● Exercise objective:
Set down the passage of the ICD results release word for word, starting at "For the year ended December 31, 2023, the" and ending at "December 31, 2022.".

● Page:

For the year ended December 31, 2023, the Company reported revenues of $210.1 million, a net loss of $37.7 million, or $2.69 per share, an adjusted net loss of $12.5 million, or $0.89 per share, and adjusted EBITDA of $62.8 million.  This compares to revenues of $186.7 million, a net loss of $65.3 million, or $5.01 per share, an adjusted net loss of $25.7 million, or $1.98 per share, and adjusted EBITDA of $43.8 million for the year ended December 31, 2022.

Chief Executive Officer Anthony Gallegos commented, “In spite of the market headwinds in 2023 associated with a declining overall rig count in our target markets, fiscal 2023 represented a period of significant accomplishments for ICD.  In the Permian basin, while the overall rig count in this basin declined 15% in 2023, ICD grew its Permian rig count by more than 40% as we successfully transitioned a substantial portion of our Haynesville rigs into this market during the year.  Our backlog of term contracts also increased at year end as we recently signed several attractive contracts with Permian operators, including two multi-year contracts.

During fiscal 2023, we also accelerated our 200-to-300 Series conversion program, delivering four conversions during the year and completing a fifth in January of 2024.  Today, we only have one operating 200 Series rig that has not yet been converted, and we have budgeted for that conversion to occur later in 2024 depending upon customer requirements.  On the technology side, as we exited 2023, over half of our operating rigs were earning revenue from some sort of technology bundle, and based upon customer demand, we expect this percentage to increase during 2024.

Looking forward into 2024, we expect to see more opportunities for ICD to drive incremental demand for our drilling rigs, even in an overall flat rig count in our target markets.  Near term rig reactivations will likely be limited to rig replacement opportunities in the Permian basin, but we will also continue to evaluate opportunities in adjacent markets.  With the expectations for a flatter near-term environment, we have compressed our 2024 capital expenditure budget, net of disposals, to $18.2 million, and our cash SG&A budget to $15.3 million.  Strategically, although our Convertible Notes do not mature until March 2026, the refinancing window for these Convertible Notes will open later this year, and we want to be proactive in starting the process to begin reviewing potential refinancing and other strategic opportunities.  Thus, our Board has appointed a special committee of independent directors to begin this review and evaluation process.”

● Entries supplied:
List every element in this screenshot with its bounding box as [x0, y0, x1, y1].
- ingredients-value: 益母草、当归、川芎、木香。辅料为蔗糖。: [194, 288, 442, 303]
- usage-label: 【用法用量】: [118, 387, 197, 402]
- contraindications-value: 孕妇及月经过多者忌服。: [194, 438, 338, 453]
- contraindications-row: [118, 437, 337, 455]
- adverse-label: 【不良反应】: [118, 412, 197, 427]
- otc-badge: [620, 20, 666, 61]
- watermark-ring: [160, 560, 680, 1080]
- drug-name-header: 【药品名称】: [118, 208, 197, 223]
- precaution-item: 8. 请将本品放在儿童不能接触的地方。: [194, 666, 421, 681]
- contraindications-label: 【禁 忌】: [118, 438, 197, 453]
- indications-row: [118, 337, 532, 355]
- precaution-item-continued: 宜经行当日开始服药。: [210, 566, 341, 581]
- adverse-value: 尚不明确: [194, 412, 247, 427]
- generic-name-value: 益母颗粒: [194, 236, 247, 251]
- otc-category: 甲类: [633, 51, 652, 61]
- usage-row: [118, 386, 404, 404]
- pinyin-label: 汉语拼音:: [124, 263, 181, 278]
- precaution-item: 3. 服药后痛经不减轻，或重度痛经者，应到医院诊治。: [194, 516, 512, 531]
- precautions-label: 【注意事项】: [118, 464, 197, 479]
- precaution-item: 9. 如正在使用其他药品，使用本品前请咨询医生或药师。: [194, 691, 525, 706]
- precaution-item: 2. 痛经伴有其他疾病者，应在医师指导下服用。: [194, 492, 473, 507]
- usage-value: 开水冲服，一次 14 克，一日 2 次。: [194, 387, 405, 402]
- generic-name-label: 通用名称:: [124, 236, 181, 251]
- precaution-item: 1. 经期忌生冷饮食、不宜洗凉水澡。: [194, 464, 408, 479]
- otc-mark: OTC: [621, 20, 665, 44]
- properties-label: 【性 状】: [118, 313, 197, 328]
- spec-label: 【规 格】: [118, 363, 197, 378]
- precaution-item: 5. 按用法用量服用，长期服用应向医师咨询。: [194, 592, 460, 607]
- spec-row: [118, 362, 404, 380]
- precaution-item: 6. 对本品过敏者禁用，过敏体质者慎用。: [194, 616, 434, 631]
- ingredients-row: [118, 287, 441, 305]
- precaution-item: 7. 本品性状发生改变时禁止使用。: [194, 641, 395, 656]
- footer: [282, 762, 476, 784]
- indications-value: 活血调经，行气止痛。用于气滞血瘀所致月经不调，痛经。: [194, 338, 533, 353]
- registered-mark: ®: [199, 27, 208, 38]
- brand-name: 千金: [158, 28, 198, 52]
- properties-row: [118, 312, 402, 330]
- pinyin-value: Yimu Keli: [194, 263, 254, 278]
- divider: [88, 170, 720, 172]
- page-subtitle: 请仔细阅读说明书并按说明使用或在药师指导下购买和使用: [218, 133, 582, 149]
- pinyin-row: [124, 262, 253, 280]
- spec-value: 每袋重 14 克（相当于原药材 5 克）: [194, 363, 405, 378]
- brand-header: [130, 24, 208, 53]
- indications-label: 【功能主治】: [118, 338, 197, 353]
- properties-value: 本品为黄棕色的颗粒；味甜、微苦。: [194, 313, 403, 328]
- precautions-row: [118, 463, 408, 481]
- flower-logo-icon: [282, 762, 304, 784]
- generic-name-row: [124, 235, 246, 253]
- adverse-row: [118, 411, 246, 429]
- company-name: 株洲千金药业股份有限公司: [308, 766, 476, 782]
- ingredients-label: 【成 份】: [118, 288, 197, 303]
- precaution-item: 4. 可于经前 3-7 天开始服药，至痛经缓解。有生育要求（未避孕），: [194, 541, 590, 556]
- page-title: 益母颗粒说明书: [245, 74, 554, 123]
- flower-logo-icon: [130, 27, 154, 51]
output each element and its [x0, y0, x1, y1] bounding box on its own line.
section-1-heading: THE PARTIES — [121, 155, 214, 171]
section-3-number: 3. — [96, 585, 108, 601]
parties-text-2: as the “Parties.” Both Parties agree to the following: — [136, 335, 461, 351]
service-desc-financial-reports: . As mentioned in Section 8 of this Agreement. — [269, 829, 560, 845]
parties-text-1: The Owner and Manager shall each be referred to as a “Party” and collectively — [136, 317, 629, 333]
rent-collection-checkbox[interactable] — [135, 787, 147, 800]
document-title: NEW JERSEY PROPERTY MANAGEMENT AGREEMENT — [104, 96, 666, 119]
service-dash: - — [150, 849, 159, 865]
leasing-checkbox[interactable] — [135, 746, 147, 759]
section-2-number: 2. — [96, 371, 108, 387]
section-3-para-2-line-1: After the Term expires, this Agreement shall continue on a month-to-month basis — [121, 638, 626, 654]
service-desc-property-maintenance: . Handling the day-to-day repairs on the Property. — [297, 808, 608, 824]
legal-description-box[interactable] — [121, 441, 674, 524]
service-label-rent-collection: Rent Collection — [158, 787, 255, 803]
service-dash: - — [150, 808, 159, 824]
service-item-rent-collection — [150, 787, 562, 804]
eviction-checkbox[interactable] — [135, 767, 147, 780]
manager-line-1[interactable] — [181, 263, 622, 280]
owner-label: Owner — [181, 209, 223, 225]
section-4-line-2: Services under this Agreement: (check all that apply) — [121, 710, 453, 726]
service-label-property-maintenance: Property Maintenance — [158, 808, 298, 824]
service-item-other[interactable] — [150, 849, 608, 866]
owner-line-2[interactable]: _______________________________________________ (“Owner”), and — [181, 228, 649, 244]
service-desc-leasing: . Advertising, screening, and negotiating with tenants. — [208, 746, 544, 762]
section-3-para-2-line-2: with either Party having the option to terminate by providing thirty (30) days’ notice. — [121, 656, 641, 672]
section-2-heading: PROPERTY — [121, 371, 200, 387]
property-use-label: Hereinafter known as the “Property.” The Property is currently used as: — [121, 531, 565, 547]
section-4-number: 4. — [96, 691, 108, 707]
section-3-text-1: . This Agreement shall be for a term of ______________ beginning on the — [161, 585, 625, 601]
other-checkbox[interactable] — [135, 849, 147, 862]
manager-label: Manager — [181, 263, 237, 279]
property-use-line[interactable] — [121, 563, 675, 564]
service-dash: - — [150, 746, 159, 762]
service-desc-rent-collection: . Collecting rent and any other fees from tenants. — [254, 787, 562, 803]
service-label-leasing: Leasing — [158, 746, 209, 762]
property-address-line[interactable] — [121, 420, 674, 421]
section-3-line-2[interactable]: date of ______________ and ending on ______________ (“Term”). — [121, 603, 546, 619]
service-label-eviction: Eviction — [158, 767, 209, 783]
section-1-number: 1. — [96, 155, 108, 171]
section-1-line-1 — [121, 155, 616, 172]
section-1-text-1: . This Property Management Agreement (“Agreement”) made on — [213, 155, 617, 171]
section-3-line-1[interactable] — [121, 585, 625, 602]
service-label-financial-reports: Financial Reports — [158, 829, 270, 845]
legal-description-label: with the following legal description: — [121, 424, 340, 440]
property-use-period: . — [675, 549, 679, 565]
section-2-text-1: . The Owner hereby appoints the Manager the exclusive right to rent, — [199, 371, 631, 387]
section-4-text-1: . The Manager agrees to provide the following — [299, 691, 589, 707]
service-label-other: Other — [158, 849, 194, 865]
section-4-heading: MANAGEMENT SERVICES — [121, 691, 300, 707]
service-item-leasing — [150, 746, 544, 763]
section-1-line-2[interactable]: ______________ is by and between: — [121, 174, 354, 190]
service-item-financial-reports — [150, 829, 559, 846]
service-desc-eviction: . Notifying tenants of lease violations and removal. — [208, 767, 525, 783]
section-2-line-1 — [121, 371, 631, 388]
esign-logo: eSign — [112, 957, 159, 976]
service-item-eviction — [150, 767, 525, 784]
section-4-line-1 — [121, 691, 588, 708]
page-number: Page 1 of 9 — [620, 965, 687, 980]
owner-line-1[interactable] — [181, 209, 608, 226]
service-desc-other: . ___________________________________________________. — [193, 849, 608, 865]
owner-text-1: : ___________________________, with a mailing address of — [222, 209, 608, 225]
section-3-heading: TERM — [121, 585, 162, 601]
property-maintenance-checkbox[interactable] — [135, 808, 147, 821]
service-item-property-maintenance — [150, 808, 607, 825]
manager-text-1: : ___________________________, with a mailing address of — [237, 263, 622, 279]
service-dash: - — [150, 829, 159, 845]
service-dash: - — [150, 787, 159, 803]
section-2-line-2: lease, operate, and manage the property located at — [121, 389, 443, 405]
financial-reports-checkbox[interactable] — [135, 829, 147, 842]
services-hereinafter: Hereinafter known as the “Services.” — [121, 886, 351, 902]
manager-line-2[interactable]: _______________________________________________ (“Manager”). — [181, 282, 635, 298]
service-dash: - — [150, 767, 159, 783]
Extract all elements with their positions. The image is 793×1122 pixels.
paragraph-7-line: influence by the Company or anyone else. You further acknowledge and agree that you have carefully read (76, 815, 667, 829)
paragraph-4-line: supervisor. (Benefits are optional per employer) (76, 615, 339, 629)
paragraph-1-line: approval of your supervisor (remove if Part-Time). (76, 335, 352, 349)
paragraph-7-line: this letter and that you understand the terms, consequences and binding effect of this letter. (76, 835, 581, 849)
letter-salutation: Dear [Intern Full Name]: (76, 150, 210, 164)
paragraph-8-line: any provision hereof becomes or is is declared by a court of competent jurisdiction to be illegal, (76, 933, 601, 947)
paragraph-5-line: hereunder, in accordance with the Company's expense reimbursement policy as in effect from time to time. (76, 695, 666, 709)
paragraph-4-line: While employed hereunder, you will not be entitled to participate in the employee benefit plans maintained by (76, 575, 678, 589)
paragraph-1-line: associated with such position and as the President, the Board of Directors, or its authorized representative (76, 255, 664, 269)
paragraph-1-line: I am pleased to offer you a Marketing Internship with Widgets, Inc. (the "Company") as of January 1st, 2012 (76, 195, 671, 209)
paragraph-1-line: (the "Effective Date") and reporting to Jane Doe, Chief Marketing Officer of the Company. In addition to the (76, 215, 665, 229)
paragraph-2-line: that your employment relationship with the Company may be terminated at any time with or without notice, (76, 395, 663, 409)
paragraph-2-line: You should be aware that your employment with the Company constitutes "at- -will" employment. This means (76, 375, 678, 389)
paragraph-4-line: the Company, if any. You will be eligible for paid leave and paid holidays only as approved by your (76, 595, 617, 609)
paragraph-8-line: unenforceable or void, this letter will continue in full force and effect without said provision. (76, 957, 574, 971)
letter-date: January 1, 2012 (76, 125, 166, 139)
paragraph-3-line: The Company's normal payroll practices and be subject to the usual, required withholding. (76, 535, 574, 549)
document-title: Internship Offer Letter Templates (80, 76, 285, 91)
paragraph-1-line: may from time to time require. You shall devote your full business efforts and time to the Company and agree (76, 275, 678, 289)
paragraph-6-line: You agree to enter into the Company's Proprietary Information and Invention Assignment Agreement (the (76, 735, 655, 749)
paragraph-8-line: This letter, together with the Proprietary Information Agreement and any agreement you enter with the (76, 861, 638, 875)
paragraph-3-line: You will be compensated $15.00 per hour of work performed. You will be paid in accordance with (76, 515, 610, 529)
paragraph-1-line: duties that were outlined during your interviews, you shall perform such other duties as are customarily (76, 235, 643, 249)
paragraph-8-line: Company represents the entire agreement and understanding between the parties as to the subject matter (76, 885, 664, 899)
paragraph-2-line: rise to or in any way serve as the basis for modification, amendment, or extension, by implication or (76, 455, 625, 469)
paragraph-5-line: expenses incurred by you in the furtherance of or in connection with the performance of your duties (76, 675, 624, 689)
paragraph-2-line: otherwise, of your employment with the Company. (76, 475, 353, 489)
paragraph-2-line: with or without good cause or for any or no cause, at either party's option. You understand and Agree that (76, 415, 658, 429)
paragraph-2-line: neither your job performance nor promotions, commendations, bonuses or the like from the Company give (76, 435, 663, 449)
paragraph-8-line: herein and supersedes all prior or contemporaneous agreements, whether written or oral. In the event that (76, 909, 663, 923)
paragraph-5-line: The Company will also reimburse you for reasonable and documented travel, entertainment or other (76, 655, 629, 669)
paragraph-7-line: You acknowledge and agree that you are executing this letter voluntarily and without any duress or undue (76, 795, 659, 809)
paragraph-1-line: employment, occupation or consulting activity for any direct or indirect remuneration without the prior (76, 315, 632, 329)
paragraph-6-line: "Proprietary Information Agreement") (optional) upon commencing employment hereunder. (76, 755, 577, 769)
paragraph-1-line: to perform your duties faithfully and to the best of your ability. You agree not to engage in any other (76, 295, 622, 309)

● Completed exercise:
For the year ended December 31, 2023, the Company reported revenues of $210.1 million, a net loss of $37.7 million, or $2.69 per share, an adjusted net loss of $12.5 million, or $0.89 per share, and adjusted EBITDA of $62.8 million.  This compares to revenues of $186.7 million, a net loss of $65.3 million, or $5.01 per share, an adjusted net loss of $25.7 million, or $1.98 per share, and adjusted EBITDA of $43.8 million for the year ended December 31, 2022.